* _SHORT TASK_
How many lines of the material below contain the string "Acanthaceae"? Answer with the number and nothing else.
>>>
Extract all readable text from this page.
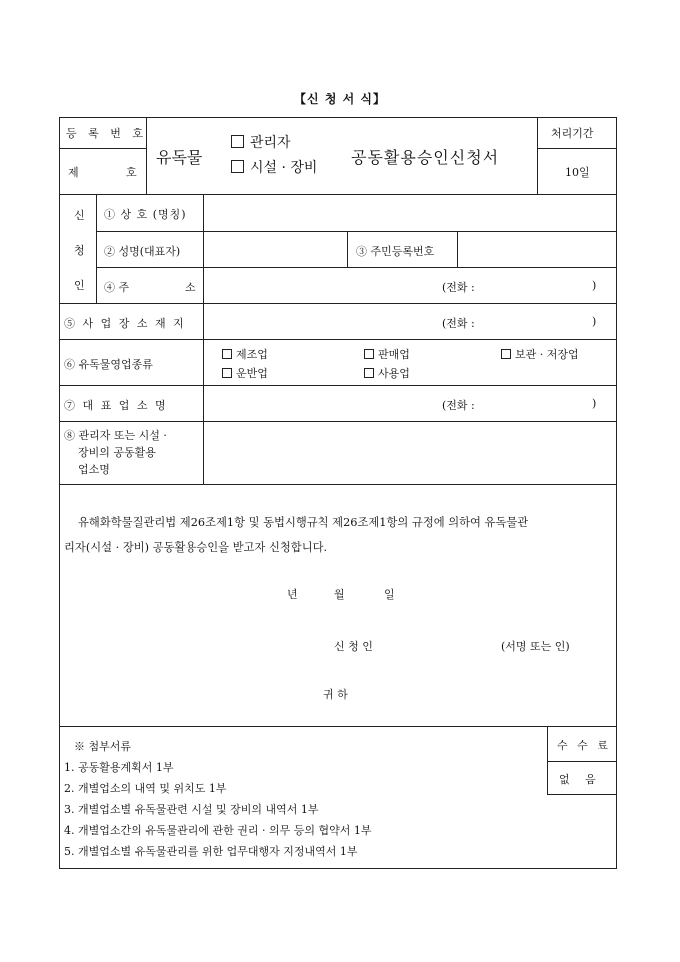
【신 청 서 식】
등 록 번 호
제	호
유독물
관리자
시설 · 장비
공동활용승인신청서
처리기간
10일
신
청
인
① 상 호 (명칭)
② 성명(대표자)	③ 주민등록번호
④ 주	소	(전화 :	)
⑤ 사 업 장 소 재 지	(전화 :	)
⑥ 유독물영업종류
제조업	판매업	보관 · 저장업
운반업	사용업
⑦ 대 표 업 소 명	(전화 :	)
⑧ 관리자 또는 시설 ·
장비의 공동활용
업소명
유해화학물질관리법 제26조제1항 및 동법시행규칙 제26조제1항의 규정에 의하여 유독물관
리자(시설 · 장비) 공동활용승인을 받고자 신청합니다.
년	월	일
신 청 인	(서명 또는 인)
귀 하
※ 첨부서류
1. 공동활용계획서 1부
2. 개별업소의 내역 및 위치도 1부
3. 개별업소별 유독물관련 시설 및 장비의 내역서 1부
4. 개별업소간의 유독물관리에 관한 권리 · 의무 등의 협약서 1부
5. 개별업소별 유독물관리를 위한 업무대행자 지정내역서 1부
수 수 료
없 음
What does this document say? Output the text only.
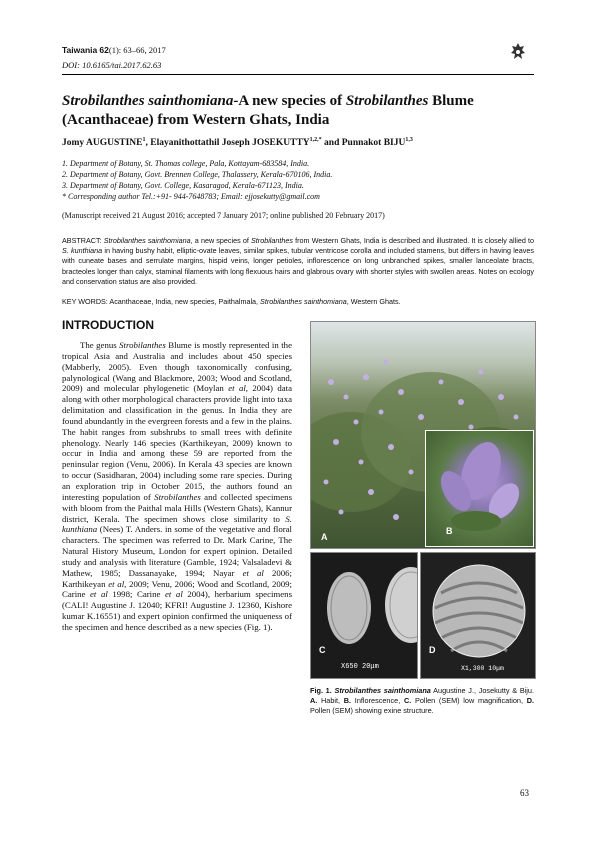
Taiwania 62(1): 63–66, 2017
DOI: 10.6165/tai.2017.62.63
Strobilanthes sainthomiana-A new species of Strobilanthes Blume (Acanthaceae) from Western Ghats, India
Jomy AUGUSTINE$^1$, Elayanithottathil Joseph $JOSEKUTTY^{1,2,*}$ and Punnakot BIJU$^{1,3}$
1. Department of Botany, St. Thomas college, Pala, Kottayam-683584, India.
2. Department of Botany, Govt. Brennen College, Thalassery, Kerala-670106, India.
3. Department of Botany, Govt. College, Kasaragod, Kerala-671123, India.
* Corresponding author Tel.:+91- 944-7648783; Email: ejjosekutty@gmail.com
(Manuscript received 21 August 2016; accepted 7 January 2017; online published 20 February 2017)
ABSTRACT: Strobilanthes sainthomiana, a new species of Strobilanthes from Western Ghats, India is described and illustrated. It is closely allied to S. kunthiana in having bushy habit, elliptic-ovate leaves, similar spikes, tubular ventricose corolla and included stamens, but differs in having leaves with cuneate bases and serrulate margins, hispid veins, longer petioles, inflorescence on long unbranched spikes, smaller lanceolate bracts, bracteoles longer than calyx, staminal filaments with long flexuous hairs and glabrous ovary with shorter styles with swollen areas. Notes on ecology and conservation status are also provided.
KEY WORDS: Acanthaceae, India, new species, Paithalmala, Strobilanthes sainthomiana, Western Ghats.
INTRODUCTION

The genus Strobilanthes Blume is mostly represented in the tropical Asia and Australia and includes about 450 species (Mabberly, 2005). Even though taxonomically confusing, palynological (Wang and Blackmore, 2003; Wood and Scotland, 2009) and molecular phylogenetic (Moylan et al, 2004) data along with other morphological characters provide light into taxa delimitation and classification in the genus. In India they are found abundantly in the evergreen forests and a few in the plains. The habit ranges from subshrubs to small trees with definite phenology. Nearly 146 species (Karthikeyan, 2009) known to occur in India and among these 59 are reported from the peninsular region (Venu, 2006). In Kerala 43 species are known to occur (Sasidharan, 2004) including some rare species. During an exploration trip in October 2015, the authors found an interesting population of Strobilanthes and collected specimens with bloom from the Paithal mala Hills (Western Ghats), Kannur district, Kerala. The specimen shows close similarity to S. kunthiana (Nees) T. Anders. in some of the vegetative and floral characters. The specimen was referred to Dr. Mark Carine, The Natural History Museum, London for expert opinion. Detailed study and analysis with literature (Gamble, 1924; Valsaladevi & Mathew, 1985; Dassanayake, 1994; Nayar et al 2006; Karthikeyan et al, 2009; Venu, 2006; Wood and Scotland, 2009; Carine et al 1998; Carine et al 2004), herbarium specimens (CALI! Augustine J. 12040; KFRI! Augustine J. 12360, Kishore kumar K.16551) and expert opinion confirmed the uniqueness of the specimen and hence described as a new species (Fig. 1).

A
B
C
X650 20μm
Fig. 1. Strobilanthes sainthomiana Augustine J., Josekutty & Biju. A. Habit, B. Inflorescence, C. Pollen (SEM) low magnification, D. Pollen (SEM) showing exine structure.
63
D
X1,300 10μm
<<<
>>>
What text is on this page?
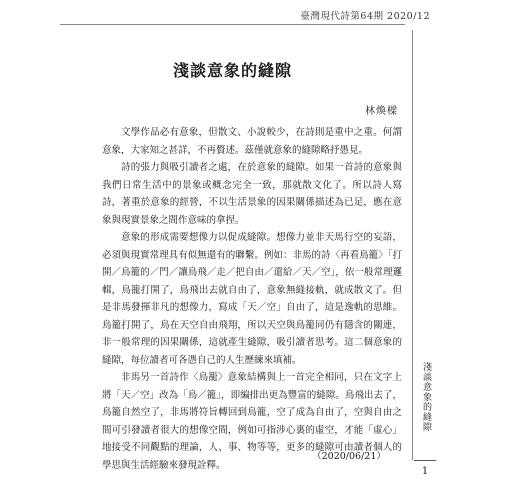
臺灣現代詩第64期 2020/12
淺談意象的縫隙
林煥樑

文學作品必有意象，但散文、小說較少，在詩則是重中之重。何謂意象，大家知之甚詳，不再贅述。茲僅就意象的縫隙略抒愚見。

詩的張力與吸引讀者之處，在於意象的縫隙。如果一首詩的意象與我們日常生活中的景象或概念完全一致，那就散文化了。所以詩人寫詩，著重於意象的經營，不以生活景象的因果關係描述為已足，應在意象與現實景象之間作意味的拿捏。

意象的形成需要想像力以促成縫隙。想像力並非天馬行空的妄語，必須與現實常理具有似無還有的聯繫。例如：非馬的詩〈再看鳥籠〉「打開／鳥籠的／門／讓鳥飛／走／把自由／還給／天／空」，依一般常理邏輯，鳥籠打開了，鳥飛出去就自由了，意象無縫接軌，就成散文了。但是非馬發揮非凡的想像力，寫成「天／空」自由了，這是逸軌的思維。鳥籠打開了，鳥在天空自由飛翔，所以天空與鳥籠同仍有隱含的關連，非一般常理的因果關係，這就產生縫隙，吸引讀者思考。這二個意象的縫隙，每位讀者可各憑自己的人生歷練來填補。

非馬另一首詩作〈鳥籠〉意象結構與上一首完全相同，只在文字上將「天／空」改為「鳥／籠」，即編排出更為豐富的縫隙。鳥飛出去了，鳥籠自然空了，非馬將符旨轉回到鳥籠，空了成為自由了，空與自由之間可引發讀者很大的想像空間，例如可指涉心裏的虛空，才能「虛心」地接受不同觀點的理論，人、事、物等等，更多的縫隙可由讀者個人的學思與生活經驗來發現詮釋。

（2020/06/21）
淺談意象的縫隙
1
<<<
* _FINISHED ANSWER_
2